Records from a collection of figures

▶

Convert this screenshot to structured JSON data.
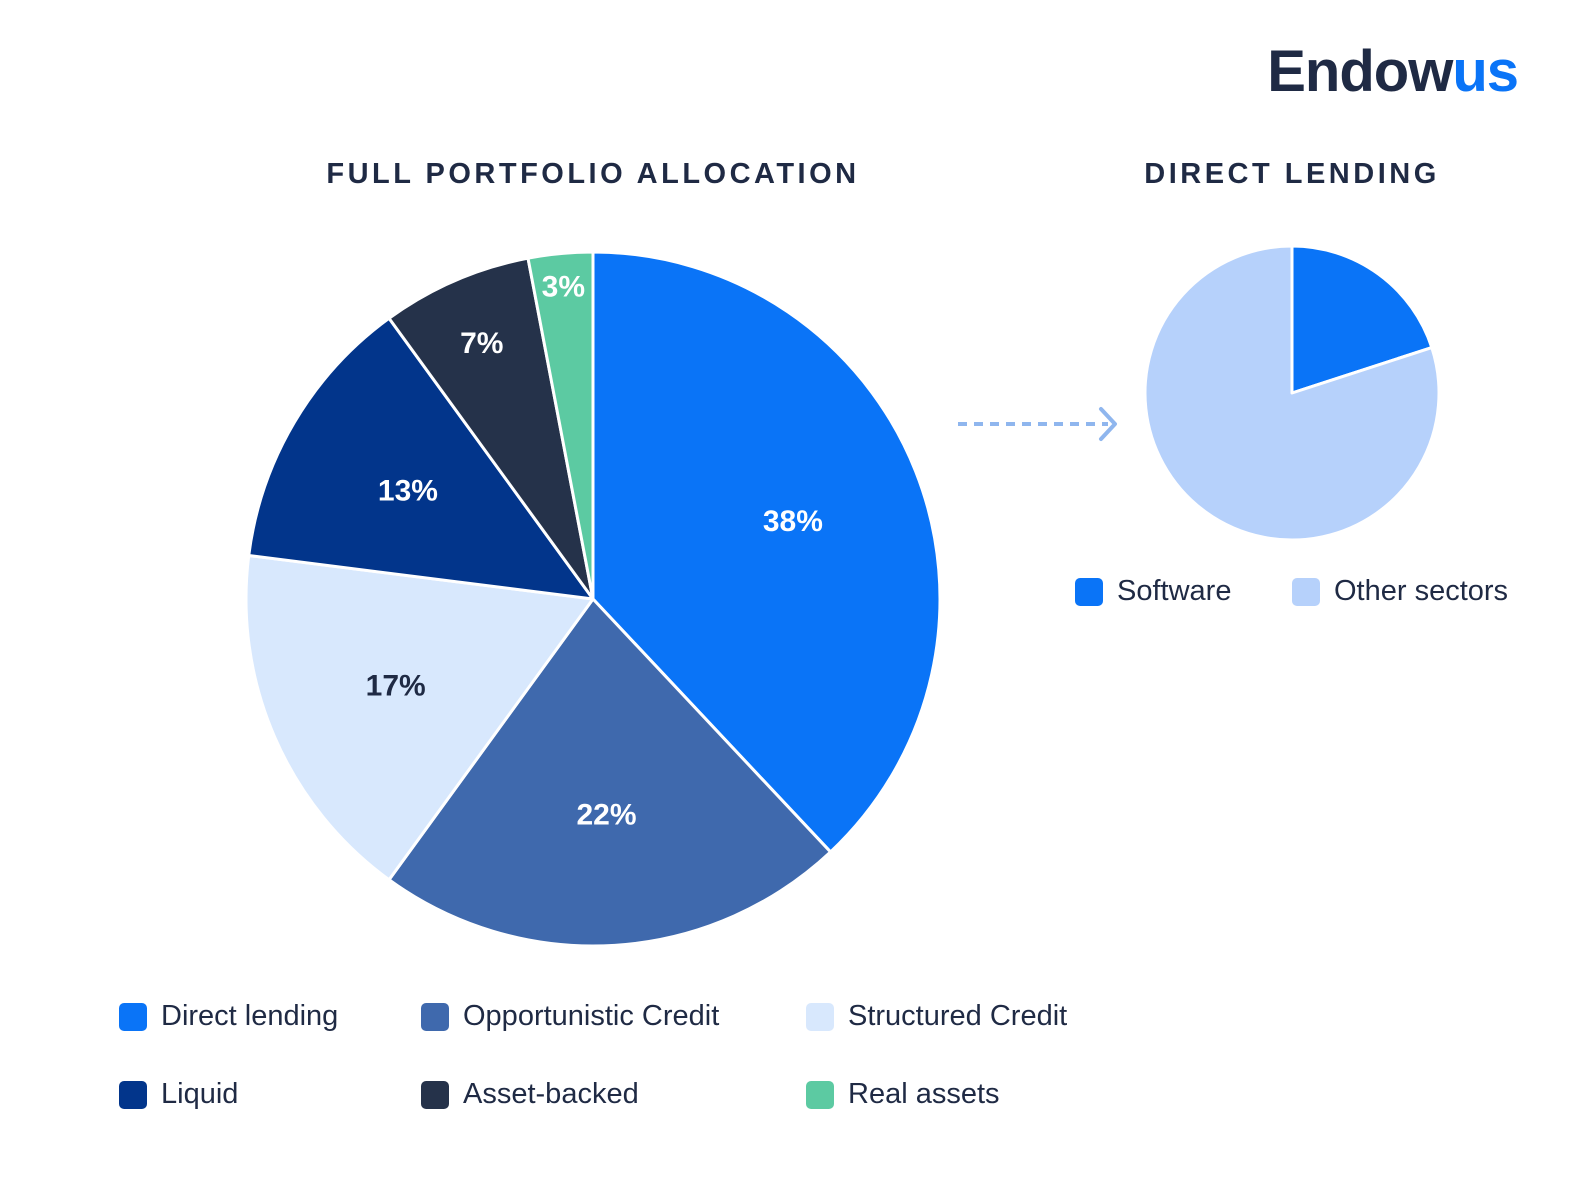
{
  "logo": {
    "main": "Endow",
    "accent": "us"
  },
  "colors": {
    "direct_lending": "#0a74f7",
    "opportunistic_credit": "#3f69ad",
    "structured_credit": "#d8e8fd",
    "liquid": "#02358b",
    "asset_backed": "#25324a",
    "real_assets": "#5ccaa2",
    "software": "#0a74f7",
    "other_sectors": "#b6d1fb",
    "arrow": "#8fb6ee"
  },
  "chart_data": [
    {
      "type": "pie",
      "title": "FULL PORTFOLIO ALLOCATION",
      "slices": [
        {
          "label": "Direct lending",
          "value": 38,
          "display": "38%",
          "color_key": "direct_lending",
          "label_color": "#ffffff"
        },
        {
          "label": "Opportunistic Credit",
          "value": 22,
          "display": "22%",
          "color_key": "opportunistic_credit",
          "label_color": "#ffffff"
        },
        {
          "label": "Structured Credit",
          "value": 17,
          "display": "17%",
          "color_key": "structured_credit",
          "label_color": "#1f2a44"
        },
        {
          "label": "Liquid",
          "value": 13,
          "display": "13%",
          "color_key": "liquid",
          "label_color": "#ffffff"
        },
        {
          "label": "Asset-backed",
          "value": 7,
          "display": "7%",
          "color_key": "asset_backed",
          "label_color": "#ffffff"
        },
        {
          "label": "Real assets",
          "value": 3,
          "display": "3%",
          "color_key": "real_assets",
          "label_color": "#ffffff"
        }
      ],
      "legend": [
        "Direct lending",
        "Opportunistic Credit",
        "Structured Credit",
        "Liquid",
        "Asset-backed",
        "Real assets"
      ]
    },
    {
      "type": "pie",
      "title": "DIRECT LENDING",
      "slices": [
        {
          "label": "Software",
          "value": 20,
          "color_key": "software"
        },
        {
          "label": "Other sectors",
          "value": 80,
          "color_key": "other_sectors"
        }
      ],
      "legend": [
        "Software",
        "Other sectors"
      ]
    }
  ]
}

◀

● **SET EXERCISE**
Keep the pictures out of your copy, and repeat every entry above exactly.

● **THE ANSWER**
Convert this screenshot to structured JSON data.
{
  "logo": {
    "main": "Endow",
    "accent": "us"
  },
  "colors": {
    "direct_lending": "#0a74f7",
    "opportunistic_credit": "#3f69ad",
    "structured_credit": "#d8e8fd",
    "liquid": "#02358b",
    "asset_backed": "#25324a",
    "real_assets": "#5ccaa2",
    "software": "#0a74f7",
    "other_sectors": "#b6d1fb",
    "arrow": "#8fb6ee"
  },
  "chart_data": [
    {
      "type": "pie",
      "title": "FULL PORTFOLIO ALLOCATION",
      "slices": [
        {
          "label": "Direct lending",
          "value": 38,
          "display": "38%",
          "color_key": "direct_lending",
          "label_color": "#ffffff"
        },
        {
          "label": "Opportunistic Credit",
          "value": 22,
          "display": "22%",
          "color_key": "opportunistic_credit",
          "label_color": "#ffffff"
        },
        {
          "label": "Structured Credit",
          "value": 17,
          "display": "17%",
          "color_key": "structured_credit",
          "label_color": "#1f2a44"
        },
        {
          "label": "Liquid",
          "value": 13,
          "display": "13%",
          "color_key": "liquid",
          "label_color": "#ffffff"
        },
        {
          "label": "Asset-backed",
          "value": 7,
          "display": "7%",
          "color_key": "asset_backed",
          "label_color": "#ffffff"
        },
        {
          "label": "Real assets",
          "value": 3,
          "display": "3%",
          "color_key": "real_assets",
          "label_color": "#ffffff"
        }
      ],
      "legend": [
        "Direct lending",
        "Opportunistic Credit",
        "Structured Credit",
        "Liquid",
        "Asset-backed",
        "Real assets"
      ]
    },
    {
      "type": "pie",
      "title": "DIRECT LENDING",
      "slices": [
        {
          "label": "Software",
          "value": 20,
          "color_key": "software"
        },
        {
          "label": "Other sectors",
          "value": 80,
          "color_key": "other_sectors"
        }
      ],
      "legend": [
        "Software",
        "Other sectors"
      ]
    }
  ]
}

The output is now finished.